● **To do**
Print all of the lines exactly. Any picture among them stays out.

-*-

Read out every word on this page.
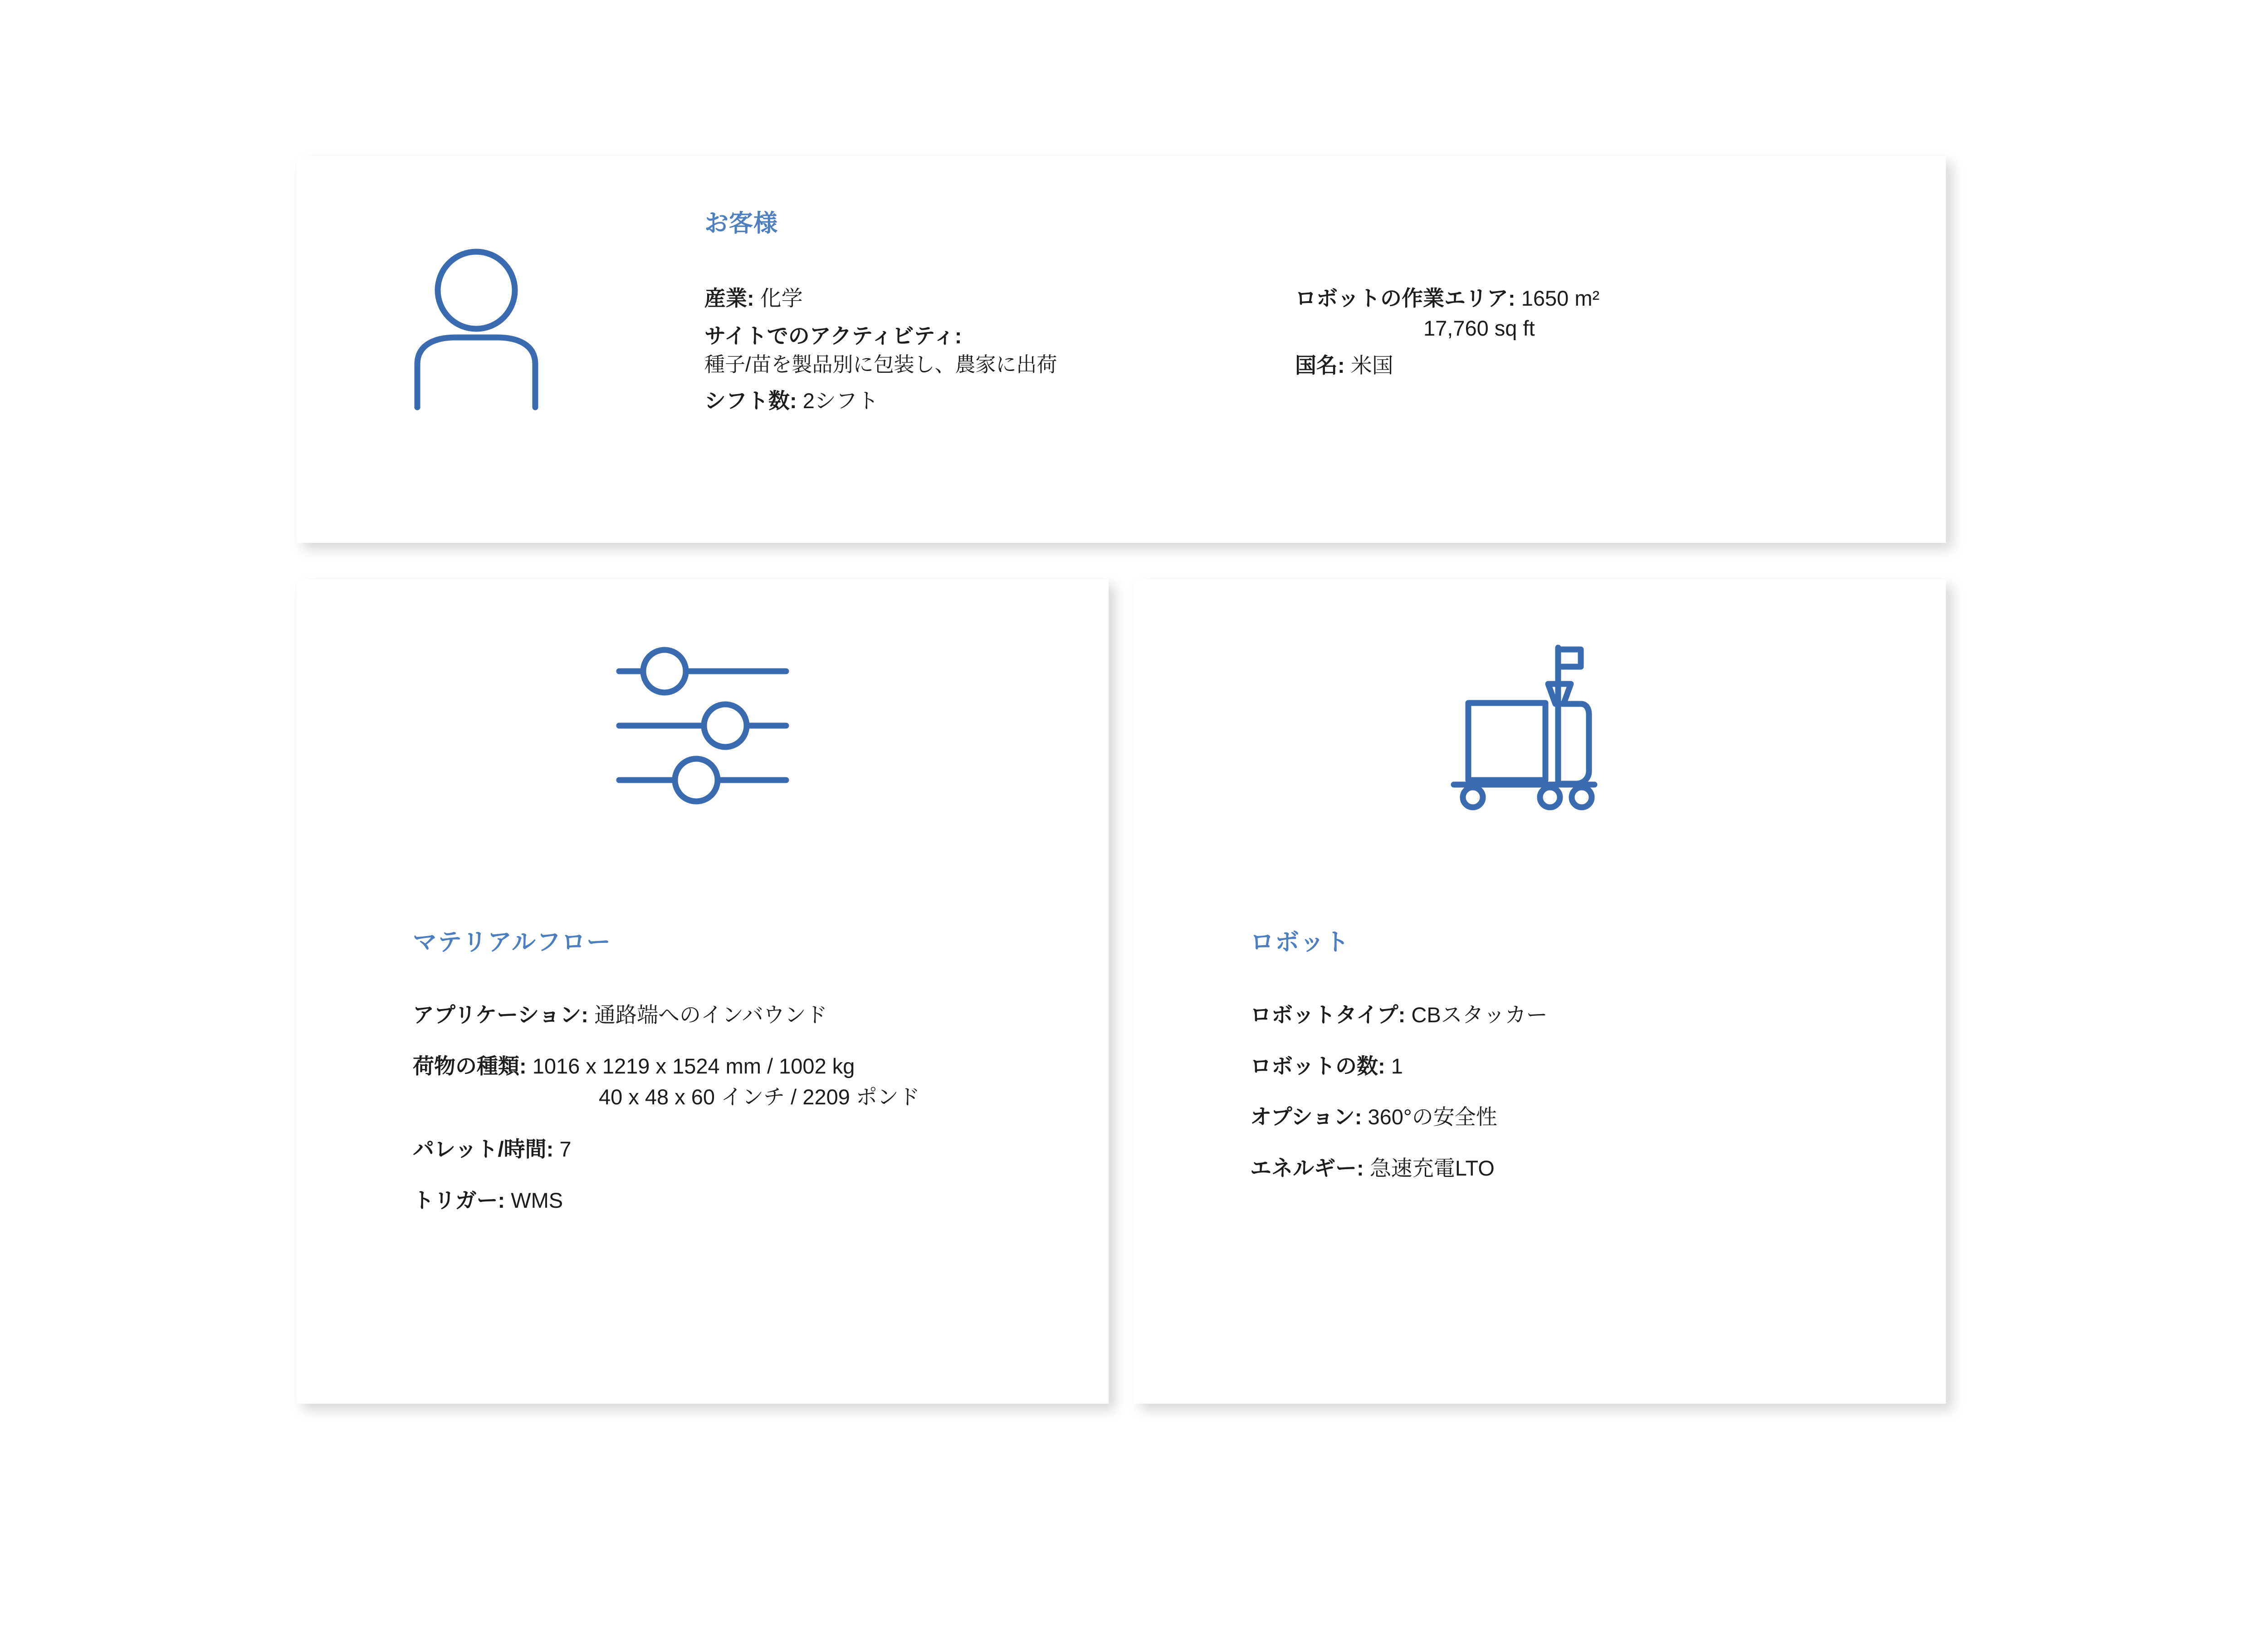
お客様
産業: 化学
サイトでのアクティビティ:
種子/苗を製品別に包装し、農家に出荷
シフト数: 2シフト
ロボットの作業エリア: 1650 m²
17,760 sq ft
国名: 米国
マテリアルフロー
アプリケーション: 通路端へのインバウンド
荷物の種類: 1016 x 1219 x 1524 mm / 1002 kg
40 x 48 x 60 インチ / 2209 ポンド
パレット/時間: 7
トリガー: WMS
ロボット
ロボットタイプ: CBスタッカー
ロボットの数: 1
オプション: 360°の安全性
エネルギー: 急速充電LTO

-*-

● **Correct answer**
Read out every word on this page.
お客様
産業: 化学
サイトでのアクティビティ:
種子/苗を製品別に包装し、農家に出荷
シフト数: 2シフト
ロボットの作業エリア: 1650 m²
17,760 sq ft
国名: 米国
マテリアルフロー
アプリケーション: 通路端へのインバウンド
荷物の種類: 1016 x 1219 x 1524 mm / 1002 kg
40 x 48 x 60 インチ / 2209 ポンド
パレット/時間: 7
トリガー: WMS
ロボット
ロボットタイプ: CBスタッカー
ロボットの数: 1
オプション: 360°の安全性
エネルギー: 急速充電LTO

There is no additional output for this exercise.